>> Begin
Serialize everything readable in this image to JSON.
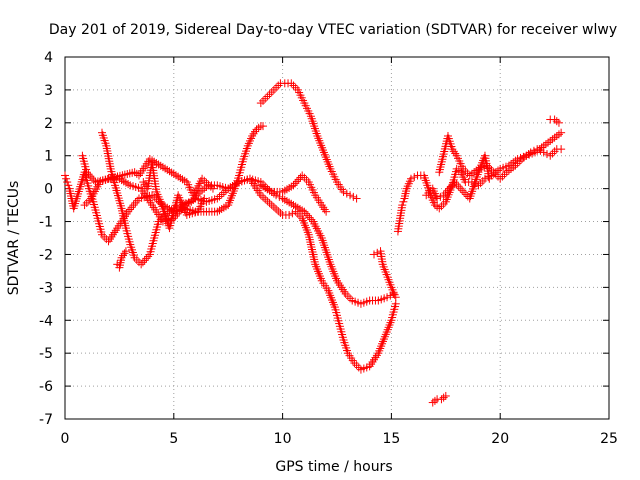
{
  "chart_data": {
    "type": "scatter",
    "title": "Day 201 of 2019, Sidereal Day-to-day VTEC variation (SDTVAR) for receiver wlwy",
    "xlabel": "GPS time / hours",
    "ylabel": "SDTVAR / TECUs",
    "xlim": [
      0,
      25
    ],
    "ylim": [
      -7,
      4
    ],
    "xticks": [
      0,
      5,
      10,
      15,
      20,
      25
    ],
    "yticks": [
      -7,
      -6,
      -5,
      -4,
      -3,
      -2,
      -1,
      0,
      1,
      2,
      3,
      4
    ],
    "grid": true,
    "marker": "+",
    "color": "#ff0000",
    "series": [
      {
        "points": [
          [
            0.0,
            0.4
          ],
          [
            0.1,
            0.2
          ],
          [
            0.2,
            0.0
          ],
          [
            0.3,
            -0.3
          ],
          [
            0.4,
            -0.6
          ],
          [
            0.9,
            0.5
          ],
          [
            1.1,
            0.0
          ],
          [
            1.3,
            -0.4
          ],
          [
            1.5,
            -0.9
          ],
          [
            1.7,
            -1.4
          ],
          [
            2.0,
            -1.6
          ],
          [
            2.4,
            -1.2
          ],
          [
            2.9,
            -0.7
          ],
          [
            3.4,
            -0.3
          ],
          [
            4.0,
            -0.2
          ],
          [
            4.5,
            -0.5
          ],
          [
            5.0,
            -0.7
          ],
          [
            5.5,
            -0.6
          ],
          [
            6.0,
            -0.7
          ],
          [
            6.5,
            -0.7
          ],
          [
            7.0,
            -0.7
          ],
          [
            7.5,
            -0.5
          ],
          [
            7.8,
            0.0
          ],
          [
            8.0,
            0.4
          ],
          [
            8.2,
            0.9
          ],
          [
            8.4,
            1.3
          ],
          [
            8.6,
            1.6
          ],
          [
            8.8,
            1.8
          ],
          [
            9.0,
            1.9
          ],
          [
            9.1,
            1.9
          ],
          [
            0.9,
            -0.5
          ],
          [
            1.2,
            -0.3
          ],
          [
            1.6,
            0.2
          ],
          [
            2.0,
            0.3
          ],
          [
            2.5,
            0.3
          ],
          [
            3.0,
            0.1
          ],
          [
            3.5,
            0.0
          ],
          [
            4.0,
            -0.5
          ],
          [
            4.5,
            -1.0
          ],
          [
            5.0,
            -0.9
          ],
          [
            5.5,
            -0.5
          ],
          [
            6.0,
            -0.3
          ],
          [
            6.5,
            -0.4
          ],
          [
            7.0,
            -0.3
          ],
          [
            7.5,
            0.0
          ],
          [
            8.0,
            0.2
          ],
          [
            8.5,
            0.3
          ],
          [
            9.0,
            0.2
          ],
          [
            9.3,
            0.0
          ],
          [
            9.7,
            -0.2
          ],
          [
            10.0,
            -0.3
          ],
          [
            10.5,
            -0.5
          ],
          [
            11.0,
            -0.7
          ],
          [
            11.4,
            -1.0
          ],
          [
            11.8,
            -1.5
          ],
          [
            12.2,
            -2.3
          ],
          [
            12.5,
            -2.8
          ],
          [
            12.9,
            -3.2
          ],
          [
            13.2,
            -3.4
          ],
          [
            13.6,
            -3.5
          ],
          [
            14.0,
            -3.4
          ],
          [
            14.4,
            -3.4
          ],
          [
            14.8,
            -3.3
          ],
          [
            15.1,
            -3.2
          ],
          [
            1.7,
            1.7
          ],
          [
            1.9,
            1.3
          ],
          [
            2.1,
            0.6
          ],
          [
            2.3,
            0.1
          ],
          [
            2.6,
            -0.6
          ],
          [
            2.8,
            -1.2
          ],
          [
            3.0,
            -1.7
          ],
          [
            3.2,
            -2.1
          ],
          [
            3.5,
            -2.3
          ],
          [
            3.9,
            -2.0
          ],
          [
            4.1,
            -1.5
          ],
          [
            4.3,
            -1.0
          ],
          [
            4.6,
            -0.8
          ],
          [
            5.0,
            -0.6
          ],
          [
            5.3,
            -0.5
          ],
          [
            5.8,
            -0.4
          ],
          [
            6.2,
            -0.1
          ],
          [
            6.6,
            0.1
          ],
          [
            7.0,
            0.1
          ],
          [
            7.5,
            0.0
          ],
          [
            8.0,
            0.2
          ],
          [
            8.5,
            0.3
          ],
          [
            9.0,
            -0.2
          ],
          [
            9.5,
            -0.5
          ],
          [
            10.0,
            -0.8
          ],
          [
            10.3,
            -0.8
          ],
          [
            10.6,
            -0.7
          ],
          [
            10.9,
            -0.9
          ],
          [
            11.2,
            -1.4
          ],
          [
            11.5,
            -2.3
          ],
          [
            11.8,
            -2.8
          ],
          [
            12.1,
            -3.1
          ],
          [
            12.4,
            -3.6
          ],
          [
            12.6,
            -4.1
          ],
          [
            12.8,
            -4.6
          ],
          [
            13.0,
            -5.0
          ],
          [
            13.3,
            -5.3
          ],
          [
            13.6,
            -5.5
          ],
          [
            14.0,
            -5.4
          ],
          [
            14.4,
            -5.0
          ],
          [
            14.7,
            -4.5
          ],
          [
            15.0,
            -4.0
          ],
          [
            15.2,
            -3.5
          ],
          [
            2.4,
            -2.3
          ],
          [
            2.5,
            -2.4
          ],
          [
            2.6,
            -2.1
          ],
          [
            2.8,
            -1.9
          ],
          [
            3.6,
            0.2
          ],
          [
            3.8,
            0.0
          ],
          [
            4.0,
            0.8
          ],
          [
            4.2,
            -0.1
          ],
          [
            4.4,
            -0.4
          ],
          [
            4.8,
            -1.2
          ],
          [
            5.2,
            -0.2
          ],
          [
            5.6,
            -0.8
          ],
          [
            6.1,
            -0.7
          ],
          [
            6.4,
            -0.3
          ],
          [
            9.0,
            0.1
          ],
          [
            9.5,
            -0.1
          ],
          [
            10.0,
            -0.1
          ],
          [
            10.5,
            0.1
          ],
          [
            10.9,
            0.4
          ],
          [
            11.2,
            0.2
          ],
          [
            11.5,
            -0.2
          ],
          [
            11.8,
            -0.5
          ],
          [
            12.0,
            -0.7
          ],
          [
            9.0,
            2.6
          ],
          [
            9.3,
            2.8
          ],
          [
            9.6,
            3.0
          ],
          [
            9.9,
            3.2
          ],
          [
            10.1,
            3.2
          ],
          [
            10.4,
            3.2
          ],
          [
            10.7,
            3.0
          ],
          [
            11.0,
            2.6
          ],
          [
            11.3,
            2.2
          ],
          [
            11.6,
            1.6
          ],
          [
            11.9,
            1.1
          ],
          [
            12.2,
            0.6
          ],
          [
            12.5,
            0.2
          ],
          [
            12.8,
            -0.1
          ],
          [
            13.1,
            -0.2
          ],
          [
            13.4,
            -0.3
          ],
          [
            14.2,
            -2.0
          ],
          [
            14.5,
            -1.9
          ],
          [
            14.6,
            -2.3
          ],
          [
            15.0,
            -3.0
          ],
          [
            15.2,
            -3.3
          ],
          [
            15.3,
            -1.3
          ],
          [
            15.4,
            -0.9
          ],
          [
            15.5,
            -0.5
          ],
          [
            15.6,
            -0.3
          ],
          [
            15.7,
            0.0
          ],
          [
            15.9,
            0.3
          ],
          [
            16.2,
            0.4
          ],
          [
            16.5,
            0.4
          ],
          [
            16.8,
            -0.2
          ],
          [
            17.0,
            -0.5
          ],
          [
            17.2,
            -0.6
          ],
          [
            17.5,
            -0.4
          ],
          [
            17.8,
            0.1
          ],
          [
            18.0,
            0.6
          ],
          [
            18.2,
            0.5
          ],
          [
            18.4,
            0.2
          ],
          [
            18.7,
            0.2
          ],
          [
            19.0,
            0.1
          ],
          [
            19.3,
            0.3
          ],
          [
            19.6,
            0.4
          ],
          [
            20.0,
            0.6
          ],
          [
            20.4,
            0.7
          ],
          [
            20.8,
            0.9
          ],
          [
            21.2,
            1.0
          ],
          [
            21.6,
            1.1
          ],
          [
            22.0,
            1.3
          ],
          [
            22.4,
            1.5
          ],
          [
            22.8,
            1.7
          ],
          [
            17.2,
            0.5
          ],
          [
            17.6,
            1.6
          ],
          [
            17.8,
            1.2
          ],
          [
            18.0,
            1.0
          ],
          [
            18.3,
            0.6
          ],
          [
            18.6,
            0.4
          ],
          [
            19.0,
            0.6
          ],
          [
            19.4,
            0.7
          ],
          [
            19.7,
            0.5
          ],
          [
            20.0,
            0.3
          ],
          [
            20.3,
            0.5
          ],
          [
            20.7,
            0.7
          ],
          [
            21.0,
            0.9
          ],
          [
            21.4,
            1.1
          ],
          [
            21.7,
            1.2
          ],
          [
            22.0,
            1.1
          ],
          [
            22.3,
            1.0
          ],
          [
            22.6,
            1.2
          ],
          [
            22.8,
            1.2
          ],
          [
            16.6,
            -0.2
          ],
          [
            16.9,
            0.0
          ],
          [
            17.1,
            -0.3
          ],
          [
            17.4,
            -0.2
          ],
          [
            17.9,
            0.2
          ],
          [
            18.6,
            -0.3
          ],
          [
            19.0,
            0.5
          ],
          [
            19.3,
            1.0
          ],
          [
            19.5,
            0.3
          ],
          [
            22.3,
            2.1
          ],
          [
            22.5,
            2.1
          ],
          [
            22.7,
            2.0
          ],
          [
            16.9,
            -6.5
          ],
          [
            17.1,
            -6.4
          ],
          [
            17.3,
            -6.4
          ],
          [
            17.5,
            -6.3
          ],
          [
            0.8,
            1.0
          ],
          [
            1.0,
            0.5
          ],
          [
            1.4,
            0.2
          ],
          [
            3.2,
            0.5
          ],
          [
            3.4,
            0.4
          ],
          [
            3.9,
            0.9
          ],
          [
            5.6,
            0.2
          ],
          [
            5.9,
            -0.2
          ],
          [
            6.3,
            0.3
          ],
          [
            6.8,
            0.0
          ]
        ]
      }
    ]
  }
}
>> End
:: Requirements ::
Find and count the lines of the data that include the string "SDTVAR", and report that figure by itself.

:: Task result ::
2